[Items from a dataset]
— begin —

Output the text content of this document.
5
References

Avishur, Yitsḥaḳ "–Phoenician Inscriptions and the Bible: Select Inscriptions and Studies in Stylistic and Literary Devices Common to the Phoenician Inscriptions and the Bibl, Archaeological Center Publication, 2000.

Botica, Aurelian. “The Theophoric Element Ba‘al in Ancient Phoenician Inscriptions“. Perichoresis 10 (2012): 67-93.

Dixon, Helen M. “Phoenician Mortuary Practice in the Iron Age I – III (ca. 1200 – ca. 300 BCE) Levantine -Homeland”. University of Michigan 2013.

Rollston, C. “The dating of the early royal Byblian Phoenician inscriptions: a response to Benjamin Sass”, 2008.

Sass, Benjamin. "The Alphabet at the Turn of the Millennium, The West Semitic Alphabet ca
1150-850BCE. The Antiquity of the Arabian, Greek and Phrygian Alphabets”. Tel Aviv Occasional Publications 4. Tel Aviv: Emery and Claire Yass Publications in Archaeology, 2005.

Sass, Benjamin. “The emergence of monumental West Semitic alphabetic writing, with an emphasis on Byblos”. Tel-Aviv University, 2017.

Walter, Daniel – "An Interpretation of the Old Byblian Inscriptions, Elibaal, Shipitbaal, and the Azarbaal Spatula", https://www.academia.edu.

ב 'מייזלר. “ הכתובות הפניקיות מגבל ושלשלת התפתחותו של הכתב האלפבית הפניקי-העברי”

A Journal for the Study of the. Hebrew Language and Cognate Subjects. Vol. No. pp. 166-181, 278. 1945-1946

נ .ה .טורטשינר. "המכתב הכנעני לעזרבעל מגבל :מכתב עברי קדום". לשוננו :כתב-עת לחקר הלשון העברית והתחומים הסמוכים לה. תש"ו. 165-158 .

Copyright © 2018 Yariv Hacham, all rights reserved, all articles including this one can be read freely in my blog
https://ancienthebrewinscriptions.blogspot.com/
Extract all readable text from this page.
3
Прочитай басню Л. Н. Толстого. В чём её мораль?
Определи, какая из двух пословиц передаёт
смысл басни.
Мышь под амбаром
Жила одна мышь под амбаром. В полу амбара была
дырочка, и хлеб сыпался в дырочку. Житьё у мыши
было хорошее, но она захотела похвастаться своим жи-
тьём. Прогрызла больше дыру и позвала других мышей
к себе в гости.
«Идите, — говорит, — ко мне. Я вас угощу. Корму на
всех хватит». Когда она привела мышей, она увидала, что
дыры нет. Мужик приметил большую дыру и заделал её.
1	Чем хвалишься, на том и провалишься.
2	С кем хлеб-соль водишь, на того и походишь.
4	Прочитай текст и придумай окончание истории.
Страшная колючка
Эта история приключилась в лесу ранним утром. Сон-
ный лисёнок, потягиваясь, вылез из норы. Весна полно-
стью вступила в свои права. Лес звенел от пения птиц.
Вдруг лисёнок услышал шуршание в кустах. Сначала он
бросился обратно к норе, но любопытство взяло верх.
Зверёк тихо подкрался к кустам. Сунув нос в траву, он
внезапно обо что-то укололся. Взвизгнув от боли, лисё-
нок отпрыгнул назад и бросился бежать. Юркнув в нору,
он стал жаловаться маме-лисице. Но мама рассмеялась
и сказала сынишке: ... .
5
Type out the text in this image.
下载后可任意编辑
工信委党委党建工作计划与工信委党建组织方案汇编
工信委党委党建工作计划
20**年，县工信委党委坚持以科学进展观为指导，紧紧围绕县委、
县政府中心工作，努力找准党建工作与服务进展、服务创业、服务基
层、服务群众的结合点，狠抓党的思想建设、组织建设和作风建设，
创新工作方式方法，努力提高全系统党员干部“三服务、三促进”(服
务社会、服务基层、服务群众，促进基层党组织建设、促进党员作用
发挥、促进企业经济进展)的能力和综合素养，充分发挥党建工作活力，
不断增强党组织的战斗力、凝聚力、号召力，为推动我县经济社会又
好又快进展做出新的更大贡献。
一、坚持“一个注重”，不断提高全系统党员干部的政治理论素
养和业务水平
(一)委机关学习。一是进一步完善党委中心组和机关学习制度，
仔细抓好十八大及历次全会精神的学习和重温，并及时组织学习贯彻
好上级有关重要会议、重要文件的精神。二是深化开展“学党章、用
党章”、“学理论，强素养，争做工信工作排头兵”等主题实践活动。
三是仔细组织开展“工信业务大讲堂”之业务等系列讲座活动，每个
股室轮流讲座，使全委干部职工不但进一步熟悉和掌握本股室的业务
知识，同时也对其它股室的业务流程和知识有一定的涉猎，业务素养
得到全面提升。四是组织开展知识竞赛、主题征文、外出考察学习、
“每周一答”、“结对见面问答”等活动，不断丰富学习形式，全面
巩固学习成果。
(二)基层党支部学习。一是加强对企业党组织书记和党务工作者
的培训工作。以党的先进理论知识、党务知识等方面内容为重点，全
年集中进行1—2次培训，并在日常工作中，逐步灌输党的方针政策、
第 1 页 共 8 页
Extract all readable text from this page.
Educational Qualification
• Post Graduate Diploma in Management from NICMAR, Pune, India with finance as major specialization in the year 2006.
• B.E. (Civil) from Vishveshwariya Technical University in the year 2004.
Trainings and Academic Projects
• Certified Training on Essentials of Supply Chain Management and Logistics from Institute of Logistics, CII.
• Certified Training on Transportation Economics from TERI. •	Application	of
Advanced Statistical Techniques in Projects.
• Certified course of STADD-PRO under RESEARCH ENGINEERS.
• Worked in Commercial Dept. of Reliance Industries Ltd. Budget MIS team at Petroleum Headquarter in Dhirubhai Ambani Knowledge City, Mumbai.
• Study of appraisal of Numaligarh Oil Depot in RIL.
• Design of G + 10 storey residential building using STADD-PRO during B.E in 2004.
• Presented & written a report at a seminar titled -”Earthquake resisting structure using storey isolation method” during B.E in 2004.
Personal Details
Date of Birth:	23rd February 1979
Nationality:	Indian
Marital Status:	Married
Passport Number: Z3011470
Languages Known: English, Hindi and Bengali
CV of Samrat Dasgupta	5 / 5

— end —

Your instructions: Write out the full set of records exactly as given.

Worked answer:
Output the text content of this document.
5
References

Avishur, Yitsḥaḳ "–Phoenician Inscriptions and the Bible: Select Inscriptions and Studies in Stylistic and Literary Devices Common to the Phoenician Inscriptions and the Bibl, Archaeological Center Publication, 2000.

Botica, Aurelian. “The Theophoric Element Ba‘al in Ancient Phoenician Inscriptions“. Perichoresis 10 (2012): 67-93.

Dixon, Helen M. “Phoenician Mortuary Practice in the Iron Age I – III (ca. 1200 – ca. 300 BCE) Levantine -Homeland”. University of Michigan 2013.

Rollston, C. “The dating of the early royal Byblian Phoenician inscriptions: a response to Benjamin Sass”, 2008.

Sass, Benjamin. "The Alphabet at the Turn of the Millennium, The West Semitic Alphabet ca
1150-850BCE. The Antiquity of the Arabian, Greek and Phrygian Alphabets”. Tel Aviv Occasional Publications 4. Tel Aviv: Emery and Claire Yass Publications in Archaeology, 2005.

Sass, Benjamin. “The emergence of monumental West Semitic alphabetic writing, with an emphasis on Byblos”. Tel-Aviv University, 2017.

Walter, Daniel – "An Interpretation of the Old Byblian Inscriptions, Elibaal, Shipitbaal, and the Azarbaal Spatula", https://www.academia.edu.

ב 'מייזלר. “ הכתובות הפניקיות מגבל ושלשלת התפתחותו של הכתב האלפבית הפניקי-העברי”

A Journal for the Study of the. Hebrew Language and Cognate Subjects. Vol. No. pp. 166-181, 278. 1945-1946

נ .ה .טורטשינר. "המכתב הכנעני לעזרבעל מגבל :מכתב עברי קדום". לשוננו :כתב-עת לחקר הלשון העברית והתחומים הסמוכים לה. תש"ו. 165-158 .

Copyright © 2018 Yariv Hacham, all rights reserved, all articles including this one can be read freely in my blog
https://ancienthebrewinscriptions.blogspot.com/
Extract all readable text from this page.
3
Прочитай басню Л. Н. Толстого. В чём её мораль?
Определи, какая из двух пословиц передаёт
смысл басни.
Мышь под амбаром
Жила одна мышь под амбаром. В полу амбара была
дырочка, и хлеб сыпался в дырочку. Житьё у мыши
было хорошее, но она захотела похвастаться своим жи-
тьём. Прогрызла больше дыру и позвала других мышей
к себе в гости.
«Идите, — говорит, — ко мне. Я вас угощу. Корму на
всех хватит». Когда она привела мышей, она увидала, что
дыры нет. Мужик приметил большую дыру и заделал её.
1	Чем хвалишься, на том и провалишься.
2	С кем хлеб-соль водишь, на того и походишь.
4	Прочитай текст и придумай окончание истории.
Страшная колючка
Эта история приключилась в лесу ранним утром. Сон-
ный лисёнок, потягиваясь, вылез из норы. Весна полно-
стью вступила в свои права. Лес звенел от пения птиц.
Вдруг лисёнок услышал шуршание в кустах. Сначала он
бросился обратно к норе, но любопытство взяло верх.
Зверёк тихо подкрался к кустам. Сунув нос в траву, он
внезапно обо что-то укололся. Взвизгнув от боли, лисё-
нок отпрыгнул назад и бросился бежать. Юркнув в нору,
он стал жаловаться маме-лисице. Но мама рассмеялась
и сказала сынишке: ... .
5
Type out the text in this image.
下载后可任意编辑
工信委党委党建工作计划与工信委党建组织方案汇编
工信委党委党建工作计划
20**年，县工信委党委坚持以科学进展观为指导，紧紧围绕县委、
县政府中心工作，努力找准党建工作与服务进展、服务创业、服务基
层、服务群众的结合点，狠抓党的思想建设、组织建设和作风建设，
创新工作方式方法，努力提高全系统党员干部“三服务、三促进”(服
务社会、服务基层、服务群众，促进基层党组织建设、促进党员作用
发挥、促进企业经济进展)的能力和综合素养，充分发挥党建工作活力，
不断增强党组织的战斗力、凝聚力、号召力，为推动我县经济社会又
好又快进展做出新的更大贡献。
一、坚持“一个注重”，不断提高全系统党员干部的政治理论素
养和业务水平
(一)委机关学习。一是进一步完善党委中心组和机关学习制度，
仔细抓好十八大及历次全会精神的学习和重温，并及时组织学习贯彻
好上级有关重要会议、重要文件的精神。二是深化开展“学党章、用
党章”、“学理论，强素养，争做工信工作排头兵”等主题实践活动。
三是仔细组织开展“工信业务大讲堂”之业务等系列讲座活动，每个
股室轮流讲座，使全委干部职工不但进一步熟悉和掌握本股室的业务
知识，同时也对其它股室的业务流程和知识有一定的涉猎，业务素养
得到全面提升。四是组织开展知识竞赛、主题征文、外出考察学习、
“每周一答”、“结对见面问答”等活动，不断丰富学习形式，全面
巩固学习成果。
(二)基层党支部学习。一是加强对企业党组织书记和党务工作者
的培训工作。以党的先进理论知识、党务知识等方面内容为重点，全
年集中进行1—2次培训，并在日常工作中，逐步灌输党的方针政策、
第 1 页 共 8 页
Extract all readable text from this page.
Educational Qualification
• Post Graduate Diploma in Management from NICMAR, Pune, India with finance as major specialization in the year 2006.
• B.E. (Civil) from Vishveshwariya Technical University in the year 2004.
Trainings and Academic Projects
• Certified Training on Essentials of Supply Chain Management and Logistics from Institute of Logistics, CII.
• Certified Training on Transportation Economics from TERI. •	Application	of
Advanced Statistical Techniques in Projects.
• Certified course of STADD-PRO under RESEARCH ENGINEERS.
• Worked in Commercial Dept. of Reliance Industries Ltd. Budget MIS team at Petroleum Headquarter in Dhirubhai Ambani Knowledge City, Mumbai.
• Study of appraisal of Numaligarh Oil Depot in RIL.
• Design of G + 10 storey residential building using STADD-PRO during B.E in 2004.
• Presented & written a report at a seminar titled -”Earthquake resisting structure using storey isolation method” during B.E in 2004.
Personal Details
Date of Birth:	23rd February 1979
Nationality:	Indian
Marital Status:	Married
Passport Number: Z3011470
Languages Known: English, Hindi and Bengali
CV of Samrat Dasgupta	5 / 5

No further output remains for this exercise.